§ **EXTRACTED RECORDS**:
— START —
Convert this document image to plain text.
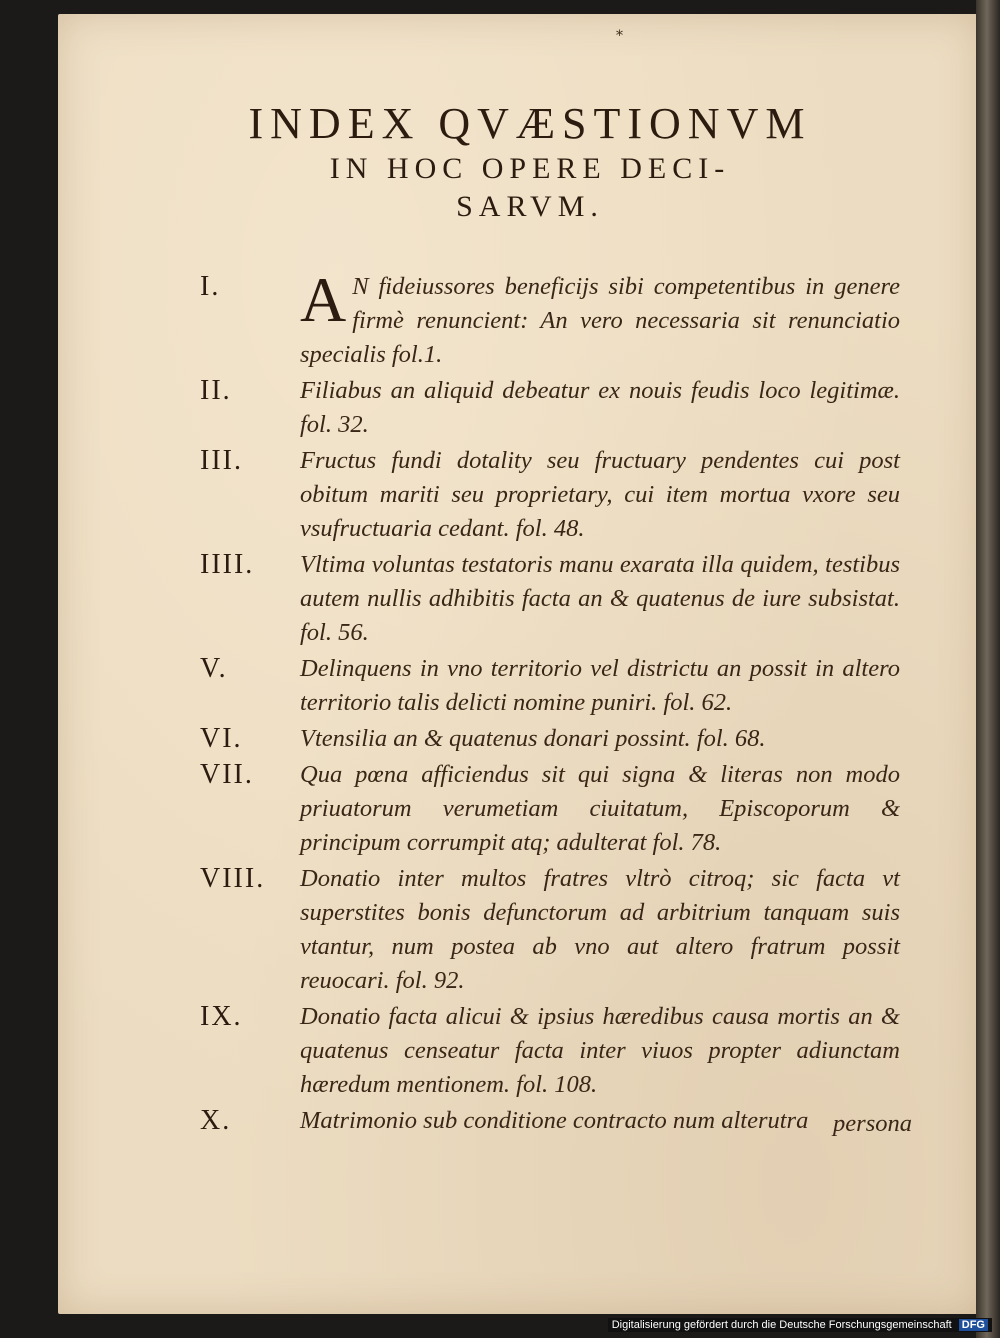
*
INDEX QVÆSTIONVM
IN HOC OPERE DECI-
SARVM.
I.	A N fideiussores beneficijs sibi competentibus in genere firmè renuncient: An vero necessaria sit renunciatio specialis fol.1.
II.	Filiabus an aliquid debeatur ex nouis feudis loco legitimæ. fol. 32.
III.	Fructus fundi dotality seu fructuary pendentes cui post obitum mariti seu proprietary, cui item mortua vxore seu vsufructuaria cedant. fol. 48.
IIII.	Vltima voluntas testatoris manu exarata illa quidem, testibus autem nullis adhibitis facta an & quatenus de iure subsistat. fol. 56.
V.	Delinquens in vno territorio vel districtu an possit in altero territorio talis delicti nomine puniri. fol. 62.
VI.	Vtensilia an & quatenus donari possint. fol. 68.
VII.	Qua pœna afficiendus sit qui signa & literas non modo priuatorum verumetiam ciuitatum, Episcoporum & principum corrumpit atq; adulterat fol. 78.
VIII.	Donatio inter multos fratres vltrò citroq; sic facta vt superstites bonis defunctorum ad arbitrium tanquam suis vtantur, num postea ab vno aut altero fratrum possit reuocari. fol. 92.
IX.	Donatio facta alicui & ipsius hæredibus causa mortis an & quatenus censeatur facta inter viuos propter adiunctam hæredum mentionem. fol. 108.
X.	Matrimonio sub conditione contracto num alterutra	persona
Digitalisierung gefördert durch die Deutsche Forschungsgemeinschaft DFG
— END —
§ **WHAT NEEDS TO BE DONE**: Pull out the lines above in which the word "altero" appears.

§ **CORRECT OUTPUT**:
V.	Delinquens in vno territorio vel districtu an possit in altero territorio talis delicti nomine puniri. fol. 62.
VIII.	Donatio inter multos fratres vltrò citroq; sic facta vt superstites bonis defunctorum ad arbitrium tanquam suis vtantur, num postea ab vno aut altero fratrum possit reuocari. fol. 92.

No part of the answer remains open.